[Do this]: Please give the data below again in full, exactly as it stands.

[Collected data]:
-=-=-=-=-

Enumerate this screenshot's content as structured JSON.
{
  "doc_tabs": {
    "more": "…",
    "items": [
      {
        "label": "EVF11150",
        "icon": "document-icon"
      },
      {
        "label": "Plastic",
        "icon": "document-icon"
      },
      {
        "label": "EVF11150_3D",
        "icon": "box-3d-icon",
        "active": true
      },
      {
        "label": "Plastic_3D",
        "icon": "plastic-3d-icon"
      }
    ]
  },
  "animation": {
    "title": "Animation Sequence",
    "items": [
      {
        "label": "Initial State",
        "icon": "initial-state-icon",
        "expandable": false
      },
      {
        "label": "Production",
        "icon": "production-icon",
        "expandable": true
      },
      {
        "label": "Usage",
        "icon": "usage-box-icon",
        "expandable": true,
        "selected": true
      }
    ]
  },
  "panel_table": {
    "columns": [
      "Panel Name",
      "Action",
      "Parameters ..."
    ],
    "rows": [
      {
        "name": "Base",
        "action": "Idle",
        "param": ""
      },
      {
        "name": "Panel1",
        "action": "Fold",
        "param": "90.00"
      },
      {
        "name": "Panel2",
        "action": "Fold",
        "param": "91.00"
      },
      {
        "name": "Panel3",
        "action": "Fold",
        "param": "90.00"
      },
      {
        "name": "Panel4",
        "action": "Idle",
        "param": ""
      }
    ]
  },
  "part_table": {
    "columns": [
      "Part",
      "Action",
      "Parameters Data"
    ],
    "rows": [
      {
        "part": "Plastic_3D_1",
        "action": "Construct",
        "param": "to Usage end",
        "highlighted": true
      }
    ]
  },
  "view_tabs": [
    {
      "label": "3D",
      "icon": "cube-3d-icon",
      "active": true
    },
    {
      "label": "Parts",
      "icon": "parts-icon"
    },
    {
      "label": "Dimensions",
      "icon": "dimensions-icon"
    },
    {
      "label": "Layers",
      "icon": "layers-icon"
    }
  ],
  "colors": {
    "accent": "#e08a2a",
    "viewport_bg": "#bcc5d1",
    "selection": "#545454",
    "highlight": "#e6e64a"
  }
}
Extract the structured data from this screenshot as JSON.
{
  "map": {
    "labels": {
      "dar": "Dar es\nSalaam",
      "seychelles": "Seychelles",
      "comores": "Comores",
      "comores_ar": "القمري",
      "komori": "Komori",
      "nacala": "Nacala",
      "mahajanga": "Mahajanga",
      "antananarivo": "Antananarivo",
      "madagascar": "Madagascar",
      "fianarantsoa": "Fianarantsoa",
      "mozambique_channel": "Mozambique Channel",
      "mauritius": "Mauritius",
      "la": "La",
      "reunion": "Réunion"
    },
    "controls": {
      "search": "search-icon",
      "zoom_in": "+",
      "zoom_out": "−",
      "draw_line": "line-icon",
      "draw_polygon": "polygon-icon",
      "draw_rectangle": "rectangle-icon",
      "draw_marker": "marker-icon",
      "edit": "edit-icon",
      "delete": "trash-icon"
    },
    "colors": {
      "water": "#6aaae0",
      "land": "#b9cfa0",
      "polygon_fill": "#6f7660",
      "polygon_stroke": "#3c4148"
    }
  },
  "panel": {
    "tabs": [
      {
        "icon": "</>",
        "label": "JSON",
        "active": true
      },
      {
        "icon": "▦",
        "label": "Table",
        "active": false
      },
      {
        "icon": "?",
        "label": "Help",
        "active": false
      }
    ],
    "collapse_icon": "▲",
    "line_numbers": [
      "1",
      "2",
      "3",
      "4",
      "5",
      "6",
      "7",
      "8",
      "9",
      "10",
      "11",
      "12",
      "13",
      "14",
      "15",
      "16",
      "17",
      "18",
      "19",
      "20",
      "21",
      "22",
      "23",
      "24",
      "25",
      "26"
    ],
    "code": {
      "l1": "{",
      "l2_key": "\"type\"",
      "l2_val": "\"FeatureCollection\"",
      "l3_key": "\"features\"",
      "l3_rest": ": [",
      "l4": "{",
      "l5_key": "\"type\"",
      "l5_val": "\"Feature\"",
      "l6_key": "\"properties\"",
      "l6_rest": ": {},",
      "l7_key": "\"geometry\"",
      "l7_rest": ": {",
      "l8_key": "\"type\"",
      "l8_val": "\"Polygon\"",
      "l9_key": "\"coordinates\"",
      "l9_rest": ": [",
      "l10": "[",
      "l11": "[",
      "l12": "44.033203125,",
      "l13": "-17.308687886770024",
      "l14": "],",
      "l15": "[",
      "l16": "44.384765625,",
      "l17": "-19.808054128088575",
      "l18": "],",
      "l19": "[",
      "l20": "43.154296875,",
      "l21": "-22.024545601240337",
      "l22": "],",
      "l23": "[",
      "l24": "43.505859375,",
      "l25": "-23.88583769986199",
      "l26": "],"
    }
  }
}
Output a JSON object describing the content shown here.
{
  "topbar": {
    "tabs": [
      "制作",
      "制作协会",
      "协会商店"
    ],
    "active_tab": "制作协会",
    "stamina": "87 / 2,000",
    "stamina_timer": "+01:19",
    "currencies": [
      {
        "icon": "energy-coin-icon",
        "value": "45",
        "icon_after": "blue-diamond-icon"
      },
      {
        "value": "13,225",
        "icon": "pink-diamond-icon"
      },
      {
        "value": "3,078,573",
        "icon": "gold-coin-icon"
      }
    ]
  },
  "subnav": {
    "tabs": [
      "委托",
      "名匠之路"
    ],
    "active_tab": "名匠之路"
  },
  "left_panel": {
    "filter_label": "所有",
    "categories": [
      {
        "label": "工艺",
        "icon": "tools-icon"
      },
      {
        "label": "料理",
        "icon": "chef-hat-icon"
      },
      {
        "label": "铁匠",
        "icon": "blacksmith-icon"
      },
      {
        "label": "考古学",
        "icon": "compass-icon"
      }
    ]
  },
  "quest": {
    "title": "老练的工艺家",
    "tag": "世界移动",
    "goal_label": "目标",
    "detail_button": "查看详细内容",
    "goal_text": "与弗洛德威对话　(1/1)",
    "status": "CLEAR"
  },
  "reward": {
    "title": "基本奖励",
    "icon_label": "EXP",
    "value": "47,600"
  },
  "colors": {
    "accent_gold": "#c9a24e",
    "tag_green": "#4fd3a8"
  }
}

-=-=-=-=-

[Output for this exercise]:
Enumerate this screenshot's content as structured JSON.
{
  "doc_tabs": {
    "more": "…",
    "items": [
      {
        "label": "EVF11150",
        "icon": "document-icon"
      },
      {
        "label": "Plastic",
        "icon": "document-icon"
      },
      {
        "label": "EVF11150_3D",
        "icon": "box-3d-icon",
        "active": true
      },
      {
        "label": "Plastic_3D",
        "icon": "plastic-3d-icon"
      }
    ]
  },
  "animation": {
    "title": "Animation Sequence",
    "items": [
      {
        "label": "Initial State",
        "icon": "initial-state-icon",
        "expandable": false
      },
      {
        "label": "Production",
        "icon": "production-icon",
        "expandable": true
      },
      {
        "label": "Usage",
        "icon": "usage-box-icon",
        "expandable": true,
        "selected": true
      }
    ]
  },
  "panel_table": {
    "columns": [
      "Panel Name",
      "Action",
      "Parameters ..."
    ],
    "rows": [
      {
        "name": "Base",
        "action": "Idle",
        "param": ""
      },
      {
        "name": "Panel1",
        "action": "Fold",
        "param": "90.00"
      },
      {
        "name": "Panel2",
        "action": "Fold",
        "param": "91.00"
      },
      {
        "name": "Panel3",
        "action": "Fold",
        "param": "90.00"
      },
      {
        "name": "Panel4",
        "action": "Idle",
        "param": ""
      }
    ]
  },
  "part_table": {
    "columns": [
      "Part",
      "Action",
      "Parameters Data"
    ],
    "rows": [
      {
        "part": "Plastic_3D_1",
        "action": "Construct",
        "param": "to Usage end",
        "highlighted": true
      }
    ]
  },
  "view_tabs": [
    {
      "label": "3D",
      "icon": "cube-3d-icon",
      "active": true
    },
    {
      "label": "Parts",
      "icon": "parts-icon"
    },
    {
      "label": "Dimensions",
      "icon": "dimensions-icon"
    },
    {
      "label": "Layers",
      "icon": "layers-icon"
    }
  ],
  "colors": {
    "accent": "#e08a2a",
    "viewport_bg": "#bcc5d1",
    "selection": "#545454",
    "highlight": "#e6e64a"
  }
}
Extract the structured data from this screenshot as JSON.
{
  "map": {
    "labels": {
      "dar": "Dar es\nSalaam",
      "seychelles": "Seychelles",
      "comores": "Comores",
      "comores_ar": "القمري",
      "komori": "Komori",
      "nacala": "Nacala",
      "mahajanga": "Mahajanga",
      "antananarivo": "Antananarivo",
      "madagascar": "Madagascar",
      "fianarantsoa": "Fianarantsoa",
      "mozambique_channel": "Mozambique Channel",
      "mauritius": "Mauritius",
      "la": "La",
      "reunion": "Réunion"
    },
    "controls": {
      "search": "search-icon",
      "zoom_in": "+",
      "zoom_out": "−",
      "draw_line": "line-icon",
      "draw_polygon": "polygon-icon",
      "draw_rectangle": "rectangle-icon",
      "draw_marker": "marker-icon",
      "edit": "edit-icon",
      "delete": "trash-icon"
    },
    "colors": {
      "water": "#6aaae0",
      "land": "#b9cfa0",
      "polygon_fill": "#6f7660",
      "polygon_stroke": "#3c4148"
    }
  },
  "panel": {
    "tabs": [
      {
        "icon": "</>",
        "label": "JSON",
        "active": true
      },
      {
        "icon": "▦",
        "label": "Table",
        "active": false
      },
      {
        "icon": "?",
        "label": "Help",
        "active": false
      }
    ],
    "collapse_icon": "▲",
    "line_numbers": [
      "1",
      "2",
      "3",
      "4",
      "5",
      "6",
      "7",
      "8",
      "9",
      "10",
      "11",
      "12",
      "13",
      "14",
      "15",
      "16",
      "17",
      "18",
      "19",
      "20",
      "21",
      "22",
      "23",
      "24",
      "25",
      "26"
    ],
    "code": {
      "l1": "{",
      "l2_key": "\"type\"",
      "l2_val": "\"FeatureCollection\"",
      "l3_key": "\"features\"",
      "l3_rest": ": [",
      "l4": "{",
      "l5_key": "\"type\"",
      "l5_val": "\"Feature\"",
      "l6_key": "\"properties\"",
      "l6_rest": ": {},",
      "l7_key": "\"geometry\"",
      "l7_rest": ": {",
      "l8_key": "\"type\"",
      "l8_val": "\"Polygon\"",
      "l9_key": "\"coordinates\"",
      "l9_rest": ": [",
      "l10": "[",
      "l11": "[",
      "l12": "44.033203125,",
      "l13": "-17.308687886770024",
      "l14": "],",
      "l15": "[",
      "l16": "44.384765625,",
      "l17": "-19.808054128088575",
      "l18": "],",
      "l19": "[",
      "l20": "43.154296875,",
      "l21": "-22.024545601240337",
      "l22": "],",
      "l23": "[",
      "l24": "43.505859375,",
      "l25": "-23.88583769986199",
      "l26": "],"
    }
  }
}
Output a JSON object describing the content shown here.
{
  "topbar": {
    "tabs": [
      "制作",
      "制作协会",
      "协会商店"
    ],
    "active_tab": "制作协会",
    "stamina": "87 / 2,000",
    "stamina_timer": "+01:19",
    "currencies": [
      {
        "icon": "energy-coin-icon",
        "value": "45",
        "icon_after": "blue-diamond-icon"
      },
      {
        "value": "13,225",
        "icon": "pink-diamond-icon"
      },
      {
        "value": "3,078,573",
        "icon": "gold-coin-icon"
      }
    ]
  },
  "subnav": {
    "tabs": [
      "委托",
      "名匠之路"
    ],
    "active_tab": "名匠之路"
  },
  "left_panel": {
    "filter_label": "所有",
    "categories": [
      {
        "label": "工艺",
        "icon": "tools-icon"
      },
      {
        "label": "料理",
        "icon": "chef-hat-icon"
      },
      {
        "label": "铁匠",
        "icon": "blacksmith-icon"
      },
      {
        "label": "考古学",
        "icon": "compass-icon"
      }
    ]
  },
  "quest": {
    "title": "老练的工艺家",
    "tag": "世界移动",
    "goal_label": "目标",
    "detail_button": "查看详细内容",
    "goal_text": "与弗洛德威对话　(1/1)",
    "status": "CLEAR"
  },
  "reward": {
    "title": "基本奖励",
    "icon_label": "EXP",
    "value": "47,600"
  },
  "colors": {
    "accent_gold": "#c9a24e",
    "tag_green": "#4fd3a8"
  }
}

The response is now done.